**EXTRACTED INFORMATION:**
━━━━━━━━━━━━━━━━━━━━━━━━━━━━━━

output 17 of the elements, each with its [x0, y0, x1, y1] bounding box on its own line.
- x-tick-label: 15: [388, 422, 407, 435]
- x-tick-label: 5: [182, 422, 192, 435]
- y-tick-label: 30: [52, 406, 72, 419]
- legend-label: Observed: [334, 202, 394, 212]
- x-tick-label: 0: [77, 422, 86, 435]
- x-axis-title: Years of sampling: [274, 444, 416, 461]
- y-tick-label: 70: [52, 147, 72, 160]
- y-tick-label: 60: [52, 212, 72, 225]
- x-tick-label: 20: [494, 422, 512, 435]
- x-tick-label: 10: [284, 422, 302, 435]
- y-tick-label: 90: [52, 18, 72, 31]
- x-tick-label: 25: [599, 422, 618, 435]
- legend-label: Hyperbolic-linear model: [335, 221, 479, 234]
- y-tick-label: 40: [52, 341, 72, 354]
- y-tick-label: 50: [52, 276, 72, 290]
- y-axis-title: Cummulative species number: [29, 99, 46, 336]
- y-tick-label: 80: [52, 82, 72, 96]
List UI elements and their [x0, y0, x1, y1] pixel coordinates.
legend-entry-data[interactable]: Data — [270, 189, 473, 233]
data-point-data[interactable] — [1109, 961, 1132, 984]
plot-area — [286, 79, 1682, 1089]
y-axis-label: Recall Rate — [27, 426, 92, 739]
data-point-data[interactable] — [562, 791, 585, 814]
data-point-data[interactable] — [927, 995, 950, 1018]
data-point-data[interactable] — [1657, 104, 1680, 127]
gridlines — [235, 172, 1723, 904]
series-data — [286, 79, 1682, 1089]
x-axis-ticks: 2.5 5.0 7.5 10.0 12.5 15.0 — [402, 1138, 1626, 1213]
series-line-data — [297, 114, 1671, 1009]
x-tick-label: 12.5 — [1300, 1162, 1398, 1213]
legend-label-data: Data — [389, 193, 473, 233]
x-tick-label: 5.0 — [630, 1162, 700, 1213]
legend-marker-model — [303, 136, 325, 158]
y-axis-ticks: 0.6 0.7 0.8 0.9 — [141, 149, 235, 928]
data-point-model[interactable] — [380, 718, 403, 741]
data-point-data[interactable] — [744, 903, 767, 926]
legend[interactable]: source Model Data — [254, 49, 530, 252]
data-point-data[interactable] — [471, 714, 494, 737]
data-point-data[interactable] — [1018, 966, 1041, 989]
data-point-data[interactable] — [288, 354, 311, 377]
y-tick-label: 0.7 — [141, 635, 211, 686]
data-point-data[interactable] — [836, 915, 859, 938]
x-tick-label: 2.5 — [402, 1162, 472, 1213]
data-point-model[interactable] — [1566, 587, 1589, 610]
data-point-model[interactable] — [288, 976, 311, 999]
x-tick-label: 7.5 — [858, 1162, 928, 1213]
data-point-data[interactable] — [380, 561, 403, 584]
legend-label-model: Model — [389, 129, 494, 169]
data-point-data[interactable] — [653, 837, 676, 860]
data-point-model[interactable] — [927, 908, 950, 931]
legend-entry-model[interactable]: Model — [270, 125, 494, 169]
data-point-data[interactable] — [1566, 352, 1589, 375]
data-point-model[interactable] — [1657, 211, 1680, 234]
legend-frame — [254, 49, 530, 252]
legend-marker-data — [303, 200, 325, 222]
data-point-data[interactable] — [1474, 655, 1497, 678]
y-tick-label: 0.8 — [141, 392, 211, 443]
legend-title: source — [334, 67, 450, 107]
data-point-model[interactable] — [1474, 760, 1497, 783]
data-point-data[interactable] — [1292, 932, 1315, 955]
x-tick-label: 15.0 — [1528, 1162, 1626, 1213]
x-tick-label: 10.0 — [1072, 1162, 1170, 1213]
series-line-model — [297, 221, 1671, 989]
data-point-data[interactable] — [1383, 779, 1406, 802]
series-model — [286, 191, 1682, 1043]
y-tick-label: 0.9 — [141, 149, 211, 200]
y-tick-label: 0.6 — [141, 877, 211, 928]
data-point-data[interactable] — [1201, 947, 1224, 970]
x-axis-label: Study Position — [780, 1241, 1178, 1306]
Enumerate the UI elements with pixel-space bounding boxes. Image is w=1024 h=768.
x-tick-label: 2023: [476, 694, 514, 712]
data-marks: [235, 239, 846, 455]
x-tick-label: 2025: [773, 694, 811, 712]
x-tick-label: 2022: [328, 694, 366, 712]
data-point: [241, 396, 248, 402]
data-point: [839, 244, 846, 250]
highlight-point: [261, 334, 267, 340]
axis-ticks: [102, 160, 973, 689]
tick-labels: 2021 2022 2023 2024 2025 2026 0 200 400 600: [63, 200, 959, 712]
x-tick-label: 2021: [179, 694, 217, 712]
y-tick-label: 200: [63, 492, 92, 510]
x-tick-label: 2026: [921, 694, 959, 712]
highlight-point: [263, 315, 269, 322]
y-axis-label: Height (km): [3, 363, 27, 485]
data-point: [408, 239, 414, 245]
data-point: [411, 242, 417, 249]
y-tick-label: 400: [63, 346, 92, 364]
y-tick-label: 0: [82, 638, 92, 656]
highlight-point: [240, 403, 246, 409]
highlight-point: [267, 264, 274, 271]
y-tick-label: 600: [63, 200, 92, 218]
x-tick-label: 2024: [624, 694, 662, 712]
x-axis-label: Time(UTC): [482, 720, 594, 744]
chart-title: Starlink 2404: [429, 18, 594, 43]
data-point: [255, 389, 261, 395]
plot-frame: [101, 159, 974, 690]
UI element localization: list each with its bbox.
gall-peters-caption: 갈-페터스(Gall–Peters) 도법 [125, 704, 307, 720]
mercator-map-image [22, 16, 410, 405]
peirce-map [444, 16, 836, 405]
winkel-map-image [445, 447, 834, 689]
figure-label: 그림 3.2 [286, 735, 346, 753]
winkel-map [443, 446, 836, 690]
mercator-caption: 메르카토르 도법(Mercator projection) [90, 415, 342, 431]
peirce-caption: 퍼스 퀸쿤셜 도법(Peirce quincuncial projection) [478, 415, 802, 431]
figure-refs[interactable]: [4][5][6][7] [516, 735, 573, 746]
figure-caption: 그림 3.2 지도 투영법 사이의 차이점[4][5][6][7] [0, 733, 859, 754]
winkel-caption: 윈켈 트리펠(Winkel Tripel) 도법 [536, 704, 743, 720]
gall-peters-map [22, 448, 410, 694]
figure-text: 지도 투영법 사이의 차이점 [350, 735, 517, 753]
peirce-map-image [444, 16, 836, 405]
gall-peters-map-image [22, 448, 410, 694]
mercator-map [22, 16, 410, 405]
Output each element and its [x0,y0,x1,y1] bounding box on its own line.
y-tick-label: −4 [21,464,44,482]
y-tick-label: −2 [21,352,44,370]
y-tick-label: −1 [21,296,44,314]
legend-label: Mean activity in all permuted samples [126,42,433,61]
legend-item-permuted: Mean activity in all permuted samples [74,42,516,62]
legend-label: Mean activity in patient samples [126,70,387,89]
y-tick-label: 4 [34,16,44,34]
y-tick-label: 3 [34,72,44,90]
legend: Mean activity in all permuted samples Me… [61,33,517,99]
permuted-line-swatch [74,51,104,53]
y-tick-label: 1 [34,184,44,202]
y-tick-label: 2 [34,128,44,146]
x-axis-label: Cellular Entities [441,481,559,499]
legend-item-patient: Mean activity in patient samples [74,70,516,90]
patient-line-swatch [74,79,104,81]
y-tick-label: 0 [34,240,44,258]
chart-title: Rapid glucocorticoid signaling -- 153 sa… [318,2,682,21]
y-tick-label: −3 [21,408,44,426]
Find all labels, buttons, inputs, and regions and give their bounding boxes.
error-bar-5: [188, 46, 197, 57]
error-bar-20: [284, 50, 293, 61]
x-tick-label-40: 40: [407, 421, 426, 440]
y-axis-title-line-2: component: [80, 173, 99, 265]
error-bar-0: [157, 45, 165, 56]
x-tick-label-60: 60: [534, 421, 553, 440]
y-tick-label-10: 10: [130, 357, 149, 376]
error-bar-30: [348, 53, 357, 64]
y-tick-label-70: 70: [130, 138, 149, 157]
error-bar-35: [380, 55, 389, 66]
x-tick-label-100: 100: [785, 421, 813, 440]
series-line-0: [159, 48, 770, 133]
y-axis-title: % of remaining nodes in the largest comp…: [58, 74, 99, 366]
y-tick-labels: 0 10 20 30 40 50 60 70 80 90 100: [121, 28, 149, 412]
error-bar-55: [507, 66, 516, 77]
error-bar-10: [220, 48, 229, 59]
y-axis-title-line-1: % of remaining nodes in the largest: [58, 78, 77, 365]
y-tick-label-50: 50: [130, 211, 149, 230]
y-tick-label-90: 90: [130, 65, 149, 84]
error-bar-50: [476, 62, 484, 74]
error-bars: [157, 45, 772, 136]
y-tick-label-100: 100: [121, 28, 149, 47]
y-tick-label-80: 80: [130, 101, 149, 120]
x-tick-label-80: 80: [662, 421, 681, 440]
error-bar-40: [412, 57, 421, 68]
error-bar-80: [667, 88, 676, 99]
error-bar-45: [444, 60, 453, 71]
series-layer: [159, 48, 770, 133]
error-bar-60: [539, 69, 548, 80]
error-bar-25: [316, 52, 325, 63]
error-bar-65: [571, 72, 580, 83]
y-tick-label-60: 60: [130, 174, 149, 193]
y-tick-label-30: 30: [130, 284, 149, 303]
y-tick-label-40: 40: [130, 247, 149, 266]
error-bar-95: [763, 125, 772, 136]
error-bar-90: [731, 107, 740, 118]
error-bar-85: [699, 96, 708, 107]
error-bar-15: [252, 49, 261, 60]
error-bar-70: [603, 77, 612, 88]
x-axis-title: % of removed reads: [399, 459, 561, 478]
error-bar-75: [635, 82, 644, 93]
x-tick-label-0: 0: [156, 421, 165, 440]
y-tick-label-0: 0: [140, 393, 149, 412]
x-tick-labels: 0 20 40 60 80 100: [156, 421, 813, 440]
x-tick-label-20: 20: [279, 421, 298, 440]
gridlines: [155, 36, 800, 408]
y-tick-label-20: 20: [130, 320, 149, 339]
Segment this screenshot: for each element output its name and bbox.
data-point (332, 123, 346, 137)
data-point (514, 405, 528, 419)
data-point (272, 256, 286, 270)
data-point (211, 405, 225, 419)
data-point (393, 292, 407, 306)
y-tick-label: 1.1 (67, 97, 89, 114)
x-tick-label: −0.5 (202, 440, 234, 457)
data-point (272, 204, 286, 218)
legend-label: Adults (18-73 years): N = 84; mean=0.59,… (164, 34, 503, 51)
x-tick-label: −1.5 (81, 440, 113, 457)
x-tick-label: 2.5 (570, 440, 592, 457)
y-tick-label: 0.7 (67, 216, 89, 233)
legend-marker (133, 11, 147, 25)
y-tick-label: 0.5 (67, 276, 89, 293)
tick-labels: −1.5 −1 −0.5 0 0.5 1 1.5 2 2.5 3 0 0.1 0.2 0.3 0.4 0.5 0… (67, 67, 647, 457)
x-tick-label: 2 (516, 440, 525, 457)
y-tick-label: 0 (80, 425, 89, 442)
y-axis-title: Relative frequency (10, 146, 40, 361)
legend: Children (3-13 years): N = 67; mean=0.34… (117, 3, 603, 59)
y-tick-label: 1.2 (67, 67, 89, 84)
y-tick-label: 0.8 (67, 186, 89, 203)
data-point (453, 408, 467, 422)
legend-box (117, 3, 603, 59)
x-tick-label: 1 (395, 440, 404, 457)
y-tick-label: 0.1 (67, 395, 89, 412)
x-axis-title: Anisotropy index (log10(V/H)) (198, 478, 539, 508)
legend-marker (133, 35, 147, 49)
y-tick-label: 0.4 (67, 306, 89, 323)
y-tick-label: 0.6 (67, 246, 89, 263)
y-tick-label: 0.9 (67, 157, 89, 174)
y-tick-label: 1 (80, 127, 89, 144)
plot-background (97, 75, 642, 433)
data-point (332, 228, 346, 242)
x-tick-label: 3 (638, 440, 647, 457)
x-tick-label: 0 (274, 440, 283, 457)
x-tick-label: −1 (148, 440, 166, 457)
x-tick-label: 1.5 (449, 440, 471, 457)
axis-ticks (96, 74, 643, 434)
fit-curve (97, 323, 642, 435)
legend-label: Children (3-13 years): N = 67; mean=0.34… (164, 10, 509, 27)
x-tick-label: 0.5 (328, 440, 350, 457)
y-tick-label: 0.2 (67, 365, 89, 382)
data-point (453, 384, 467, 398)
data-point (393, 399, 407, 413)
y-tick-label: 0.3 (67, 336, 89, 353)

━━━━━━━━━━━━━━━━━━━━━━━━━━━━━━

**WHAT THE TASK REQUIRES:** Beginning with the first line of the records and ending with the line that contains "- x-tick-label: 0: [77, 422, 86, 435]", reproduce those lines verbatim, including both.

**WRITTEN RESPONSE:**
output 17 of the elements, each with its [x0, y0, x1, y1] bounding box on its own line.
- x-tick-label: 15: [388, 422, 407, 435]
- x-tick-label: 5: [182, 422, 192, 435]
- y-tick-label: 30: [52, 406, 72, 419]
- legend-label: Observed: [334, 202, 394, 212]
- x-tick-label: 0: [77, 422, 86, 435]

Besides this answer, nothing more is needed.